(Rows from a dataset)
-------------------------

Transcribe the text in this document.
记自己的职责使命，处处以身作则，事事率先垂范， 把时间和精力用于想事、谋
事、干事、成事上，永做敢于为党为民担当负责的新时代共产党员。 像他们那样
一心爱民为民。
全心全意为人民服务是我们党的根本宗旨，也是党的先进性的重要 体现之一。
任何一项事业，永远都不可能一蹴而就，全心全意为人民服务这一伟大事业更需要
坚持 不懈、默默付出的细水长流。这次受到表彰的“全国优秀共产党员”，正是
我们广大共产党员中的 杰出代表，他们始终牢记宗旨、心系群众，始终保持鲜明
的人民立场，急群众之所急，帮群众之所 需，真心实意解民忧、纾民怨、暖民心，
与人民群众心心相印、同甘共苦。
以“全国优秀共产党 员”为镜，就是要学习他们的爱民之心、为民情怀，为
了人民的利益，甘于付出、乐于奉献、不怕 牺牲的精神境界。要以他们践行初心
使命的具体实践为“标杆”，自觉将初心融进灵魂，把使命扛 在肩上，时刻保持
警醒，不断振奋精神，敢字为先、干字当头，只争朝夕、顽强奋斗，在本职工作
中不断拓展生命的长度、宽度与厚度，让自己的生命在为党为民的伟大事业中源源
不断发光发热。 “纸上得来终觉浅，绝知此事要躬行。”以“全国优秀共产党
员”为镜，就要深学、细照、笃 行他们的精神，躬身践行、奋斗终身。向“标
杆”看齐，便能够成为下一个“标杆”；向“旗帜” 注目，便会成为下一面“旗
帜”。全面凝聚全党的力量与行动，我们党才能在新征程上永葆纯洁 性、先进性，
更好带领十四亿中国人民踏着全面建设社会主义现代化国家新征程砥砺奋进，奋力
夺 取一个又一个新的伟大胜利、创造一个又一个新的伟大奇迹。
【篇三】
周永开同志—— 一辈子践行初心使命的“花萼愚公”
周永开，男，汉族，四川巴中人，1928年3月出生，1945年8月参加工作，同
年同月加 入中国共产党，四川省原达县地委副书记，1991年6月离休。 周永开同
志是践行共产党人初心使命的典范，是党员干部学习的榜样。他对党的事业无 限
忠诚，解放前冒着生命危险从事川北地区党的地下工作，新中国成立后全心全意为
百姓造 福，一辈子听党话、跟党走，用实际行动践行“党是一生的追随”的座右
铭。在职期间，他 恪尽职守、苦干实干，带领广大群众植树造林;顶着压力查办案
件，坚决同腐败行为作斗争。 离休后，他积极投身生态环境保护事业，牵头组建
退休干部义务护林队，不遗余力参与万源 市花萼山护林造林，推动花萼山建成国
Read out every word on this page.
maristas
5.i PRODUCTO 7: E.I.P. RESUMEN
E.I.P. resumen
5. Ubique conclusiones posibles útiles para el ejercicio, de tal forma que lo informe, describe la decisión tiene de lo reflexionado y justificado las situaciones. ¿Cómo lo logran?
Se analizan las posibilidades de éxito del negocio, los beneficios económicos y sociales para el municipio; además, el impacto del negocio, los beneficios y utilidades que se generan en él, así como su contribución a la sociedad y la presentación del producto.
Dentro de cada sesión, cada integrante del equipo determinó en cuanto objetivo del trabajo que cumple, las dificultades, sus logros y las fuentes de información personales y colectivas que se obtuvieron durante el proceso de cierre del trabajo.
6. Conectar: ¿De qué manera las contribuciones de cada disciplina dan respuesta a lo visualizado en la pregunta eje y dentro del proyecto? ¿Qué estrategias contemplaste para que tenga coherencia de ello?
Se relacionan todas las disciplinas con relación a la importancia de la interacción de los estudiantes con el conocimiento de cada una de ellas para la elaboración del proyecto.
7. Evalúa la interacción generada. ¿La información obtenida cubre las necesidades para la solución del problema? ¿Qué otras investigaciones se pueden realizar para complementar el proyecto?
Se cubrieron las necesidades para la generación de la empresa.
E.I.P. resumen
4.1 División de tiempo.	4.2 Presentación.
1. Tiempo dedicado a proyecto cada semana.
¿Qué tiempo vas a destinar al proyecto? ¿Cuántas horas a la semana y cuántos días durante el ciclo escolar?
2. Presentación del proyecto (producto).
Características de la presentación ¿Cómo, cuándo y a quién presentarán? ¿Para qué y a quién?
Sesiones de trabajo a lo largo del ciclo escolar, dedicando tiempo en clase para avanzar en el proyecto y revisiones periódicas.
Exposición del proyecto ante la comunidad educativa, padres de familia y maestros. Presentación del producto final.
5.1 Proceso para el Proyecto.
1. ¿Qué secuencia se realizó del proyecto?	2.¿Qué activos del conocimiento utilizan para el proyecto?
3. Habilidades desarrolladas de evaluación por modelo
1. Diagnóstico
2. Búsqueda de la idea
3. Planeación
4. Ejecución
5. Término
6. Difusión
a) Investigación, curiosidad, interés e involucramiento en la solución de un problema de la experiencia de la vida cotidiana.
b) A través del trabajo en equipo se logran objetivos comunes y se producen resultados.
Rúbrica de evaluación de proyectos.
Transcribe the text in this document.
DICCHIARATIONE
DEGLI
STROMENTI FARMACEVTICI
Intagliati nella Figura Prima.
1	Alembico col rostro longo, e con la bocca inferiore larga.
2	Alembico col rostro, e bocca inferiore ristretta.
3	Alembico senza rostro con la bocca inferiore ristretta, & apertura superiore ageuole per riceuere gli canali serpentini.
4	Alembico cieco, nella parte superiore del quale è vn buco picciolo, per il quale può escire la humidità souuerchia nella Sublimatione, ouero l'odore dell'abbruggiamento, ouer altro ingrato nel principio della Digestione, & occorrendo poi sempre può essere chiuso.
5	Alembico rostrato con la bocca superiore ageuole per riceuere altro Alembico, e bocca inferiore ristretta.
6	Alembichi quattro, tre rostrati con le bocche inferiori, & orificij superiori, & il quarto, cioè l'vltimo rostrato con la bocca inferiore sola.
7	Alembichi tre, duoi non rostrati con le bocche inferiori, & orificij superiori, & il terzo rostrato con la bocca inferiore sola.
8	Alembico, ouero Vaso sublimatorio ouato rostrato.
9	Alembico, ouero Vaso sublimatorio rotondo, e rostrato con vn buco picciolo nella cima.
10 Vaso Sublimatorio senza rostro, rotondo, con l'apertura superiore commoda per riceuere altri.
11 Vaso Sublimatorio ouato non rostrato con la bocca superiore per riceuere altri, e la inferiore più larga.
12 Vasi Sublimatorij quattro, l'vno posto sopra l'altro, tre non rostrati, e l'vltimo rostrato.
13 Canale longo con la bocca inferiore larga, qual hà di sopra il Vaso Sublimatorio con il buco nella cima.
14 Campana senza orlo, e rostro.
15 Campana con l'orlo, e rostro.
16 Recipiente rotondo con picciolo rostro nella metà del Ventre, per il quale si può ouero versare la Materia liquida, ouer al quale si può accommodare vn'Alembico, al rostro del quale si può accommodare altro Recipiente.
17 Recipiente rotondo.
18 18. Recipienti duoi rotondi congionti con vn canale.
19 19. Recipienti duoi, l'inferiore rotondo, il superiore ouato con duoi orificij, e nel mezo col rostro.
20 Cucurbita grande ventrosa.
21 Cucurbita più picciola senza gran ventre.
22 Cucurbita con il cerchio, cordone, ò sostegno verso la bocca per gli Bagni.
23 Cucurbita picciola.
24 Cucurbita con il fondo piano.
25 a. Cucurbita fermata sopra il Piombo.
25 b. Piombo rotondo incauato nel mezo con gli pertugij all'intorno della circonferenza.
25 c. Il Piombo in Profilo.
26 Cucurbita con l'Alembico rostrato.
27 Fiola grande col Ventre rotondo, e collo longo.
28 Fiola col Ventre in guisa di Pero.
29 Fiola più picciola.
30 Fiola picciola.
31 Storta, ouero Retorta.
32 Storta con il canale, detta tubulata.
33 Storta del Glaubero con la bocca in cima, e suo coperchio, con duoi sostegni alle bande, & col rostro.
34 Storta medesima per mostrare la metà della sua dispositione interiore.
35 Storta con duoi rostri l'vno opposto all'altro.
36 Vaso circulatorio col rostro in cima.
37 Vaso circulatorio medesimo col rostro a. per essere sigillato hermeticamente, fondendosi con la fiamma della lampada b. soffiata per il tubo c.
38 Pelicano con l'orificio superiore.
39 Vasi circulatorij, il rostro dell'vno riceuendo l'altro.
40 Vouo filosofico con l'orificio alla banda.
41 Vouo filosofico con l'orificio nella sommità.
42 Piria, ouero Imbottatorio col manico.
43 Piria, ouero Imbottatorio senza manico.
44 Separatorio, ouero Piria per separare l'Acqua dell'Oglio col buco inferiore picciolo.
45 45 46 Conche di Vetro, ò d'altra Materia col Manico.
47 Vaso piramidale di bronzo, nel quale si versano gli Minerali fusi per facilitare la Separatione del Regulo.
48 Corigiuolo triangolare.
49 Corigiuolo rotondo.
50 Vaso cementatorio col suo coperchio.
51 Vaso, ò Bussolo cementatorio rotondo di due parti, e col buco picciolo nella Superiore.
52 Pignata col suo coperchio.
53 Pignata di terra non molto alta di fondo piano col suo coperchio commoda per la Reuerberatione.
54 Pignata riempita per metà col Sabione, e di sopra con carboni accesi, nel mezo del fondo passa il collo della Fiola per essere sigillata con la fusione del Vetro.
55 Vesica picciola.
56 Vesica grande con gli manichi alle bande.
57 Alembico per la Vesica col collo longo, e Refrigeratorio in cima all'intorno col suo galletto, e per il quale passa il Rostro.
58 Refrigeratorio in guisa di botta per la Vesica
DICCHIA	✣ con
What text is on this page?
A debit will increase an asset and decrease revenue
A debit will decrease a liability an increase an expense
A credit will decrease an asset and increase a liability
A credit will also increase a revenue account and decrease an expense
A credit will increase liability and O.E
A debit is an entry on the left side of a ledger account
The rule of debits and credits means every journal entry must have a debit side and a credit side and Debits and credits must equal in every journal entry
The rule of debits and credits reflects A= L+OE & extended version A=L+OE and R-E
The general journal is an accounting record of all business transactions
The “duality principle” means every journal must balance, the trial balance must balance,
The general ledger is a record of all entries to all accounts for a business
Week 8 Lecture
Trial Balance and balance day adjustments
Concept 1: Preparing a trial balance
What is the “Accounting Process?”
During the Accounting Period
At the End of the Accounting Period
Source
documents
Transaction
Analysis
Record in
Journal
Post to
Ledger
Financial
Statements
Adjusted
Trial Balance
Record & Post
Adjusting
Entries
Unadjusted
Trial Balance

-------------------------

* Prompt:
From the entries above, list each line with "must" in it.

* Full solution:
The rule of debits and credits means every journal entry must have a debit side and a credit side and Debits and credits must equal in every journal entry
The “duality principle” means every journal must balance, the trial balance must balance,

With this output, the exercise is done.